**WHAT THE TASK REQUIRES:** Copy each line of the entries that contains the word "yang".

**SOURCE DATA:**

******

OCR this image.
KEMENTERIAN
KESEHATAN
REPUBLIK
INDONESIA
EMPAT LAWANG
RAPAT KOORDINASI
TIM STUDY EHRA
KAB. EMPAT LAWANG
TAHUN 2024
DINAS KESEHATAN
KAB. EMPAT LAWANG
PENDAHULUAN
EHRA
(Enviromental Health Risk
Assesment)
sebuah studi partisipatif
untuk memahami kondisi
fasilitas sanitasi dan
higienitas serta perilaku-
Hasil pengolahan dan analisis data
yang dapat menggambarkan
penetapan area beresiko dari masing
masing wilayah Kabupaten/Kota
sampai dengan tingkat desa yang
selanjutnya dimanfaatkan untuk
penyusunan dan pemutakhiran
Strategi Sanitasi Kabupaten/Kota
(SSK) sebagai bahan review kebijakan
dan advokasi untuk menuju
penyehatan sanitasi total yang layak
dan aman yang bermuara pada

******

**EXERCISE ANSWER:**
yang dapat menggambarkan
sampai dengan tingkat desa yang
penyehatan sanitasi total yang layak
dan aman yang bermuara pada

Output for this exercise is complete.